*GIVEN REQUEST*
Restate each of the lines given below, word for word.

*DATA SHOWN*
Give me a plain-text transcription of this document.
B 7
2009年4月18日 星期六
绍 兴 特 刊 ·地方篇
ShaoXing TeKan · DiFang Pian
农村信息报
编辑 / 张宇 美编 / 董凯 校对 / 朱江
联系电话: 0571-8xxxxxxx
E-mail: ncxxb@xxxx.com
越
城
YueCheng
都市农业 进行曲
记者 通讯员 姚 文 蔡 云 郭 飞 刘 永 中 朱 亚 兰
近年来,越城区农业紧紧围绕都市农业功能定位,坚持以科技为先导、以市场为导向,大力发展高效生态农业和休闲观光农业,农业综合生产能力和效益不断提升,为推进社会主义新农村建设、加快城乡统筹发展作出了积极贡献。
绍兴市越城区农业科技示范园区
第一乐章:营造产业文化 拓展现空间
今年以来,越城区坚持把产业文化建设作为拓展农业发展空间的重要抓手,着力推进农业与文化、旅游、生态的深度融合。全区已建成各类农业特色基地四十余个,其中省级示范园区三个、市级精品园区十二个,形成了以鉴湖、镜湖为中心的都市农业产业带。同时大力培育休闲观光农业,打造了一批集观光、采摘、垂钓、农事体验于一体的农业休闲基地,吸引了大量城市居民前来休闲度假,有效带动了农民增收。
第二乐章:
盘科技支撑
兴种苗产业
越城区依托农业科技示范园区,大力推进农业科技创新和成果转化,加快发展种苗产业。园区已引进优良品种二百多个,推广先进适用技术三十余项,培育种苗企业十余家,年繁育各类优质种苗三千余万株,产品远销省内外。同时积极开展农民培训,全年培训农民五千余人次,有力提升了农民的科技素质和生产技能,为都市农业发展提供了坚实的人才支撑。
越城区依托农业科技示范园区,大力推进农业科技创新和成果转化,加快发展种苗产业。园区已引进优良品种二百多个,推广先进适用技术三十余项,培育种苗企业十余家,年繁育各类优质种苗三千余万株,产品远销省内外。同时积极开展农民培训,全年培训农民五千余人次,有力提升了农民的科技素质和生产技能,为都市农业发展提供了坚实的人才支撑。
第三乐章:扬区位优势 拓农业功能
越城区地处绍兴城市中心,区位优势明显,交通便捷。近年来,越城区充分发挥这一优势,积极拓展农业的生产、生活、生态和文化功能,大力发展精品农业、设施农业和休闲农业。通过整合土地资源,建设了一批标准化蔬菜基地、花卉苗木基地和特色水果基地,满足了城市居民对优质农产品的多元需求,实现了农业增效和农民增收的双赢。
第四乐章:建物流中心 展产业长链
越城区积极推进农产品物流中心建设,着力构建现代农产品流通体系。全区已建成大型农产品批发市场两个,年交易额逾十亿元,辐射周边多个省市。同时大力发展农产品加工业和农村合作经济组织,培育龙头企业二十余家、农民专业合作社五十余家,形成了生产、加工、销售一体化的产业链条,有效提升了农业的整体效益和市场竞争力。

*FINISHED TASK*
Give me a plain-text transcription of this document.
B 7
2009年4月18日 星期六
绍 兴 特 刊 ·地方篇
ShaoXing TeKan · DiFang Pian
农村信息报
编辑 / 张宇 美编 / 董凯 校对 / 朱江
联系电话: 0571-8xxxxxxx
E-mail: ncxxb@xxxx.com
越
城
YueCheng
都市农业 进行曲
记者 通讯员 姚 文 蔡 云 郭 飞 刘 永 中 朱 亚 兰
近年来,越城区农业紧紧围绕都市农业功能定位,坚持以科技为先导、以市场为导向,大力发展高效生态农业和休闲观光农业,农业综合生产能力和效益不断提升,为推进社会主义新农村建设、加快城乡统筹发展作出了积极贡献。
绍兴市越城区农业科技示范园区
第一乐章:营造产业文化 拓展现空间
今年以来,越城区坚持把产业文化建设作为拓展农业发展空间的重要抓手,着力推进农业与文化、旅游、生态的深度融合。全区已建成各类农业特色基地四十余个,其中省级示范园区三个、市级精品园区十二个,形成了以鉴湖、镜湖为中心的都市农业产业带。同时大力培育休闲观光农业,打造了一批集观光、采摘、垂钓、农事体验于一体的农业休闲基地,吸引了大量城市居民前来休闲度假,有效带动了农民增收。
第二乐章:
盘科技支撑
兴种苗产业
越城区依托农业科技示范园区,大力推进农业科技创新和成果转化,加快发展种苗产业。园区已引进优良品种二百多个,推广先进适用技术三十余项,培育种苗企业十余家,年繁育各类优质种苗三千余万株,产品远销省内外。同时积极开展农民培训,全年培训农民五千余人次,有力提升了农民的科技素质和生产技能,为都市农业发展提供了坚实的人才支撑。
越城区依托农业科技示范园区,大力推进农业科技创新和成果转化,加快发展种苗产业。园区已引进优良品种二百多个,推广先进适用技术三十余项,培育种苗企业十余家,年繁育各类优质种苗三千余万株,产品远销省内外。同时积极开展农民培训,全年培训农民五千余人次,有力提升了农民的科技素质和生产技能,为都市农业发展提供了坚实的人才支撑。
第三乐章:扬区位优势 拓农业功能
越城区地处绍兴城市中心,区位优势明显,交通便捷。近年来,越城区充分发挥这一优势,积极拓展农业的生产、生活、生态和文化功能,大力发展精品农业、设施农业和休闲农业。通过整合土地资源,建设了一批标准化蔬菜基地、花卉苗木基地和特色水果基地,满足了城市居民对优质农产品的多元需求,实现了农业增效和农民增收的双赢。
第四乐章:建物流中心 展产业长链
越城区积极推进农产品物流中心建设,着力构建现代农产品流通体系。全区已建成大型农产品批发市场两个,年交易额逾十亿元,辐射周边多个省市。同时大力发展农产品加工业和农村合作经济组织,培育龙头企业二十余家、农民专业合作社五十余家,形成了生产、加工、销售一体化的产业链条,有效提升了农业的整体效益和市场竞争力。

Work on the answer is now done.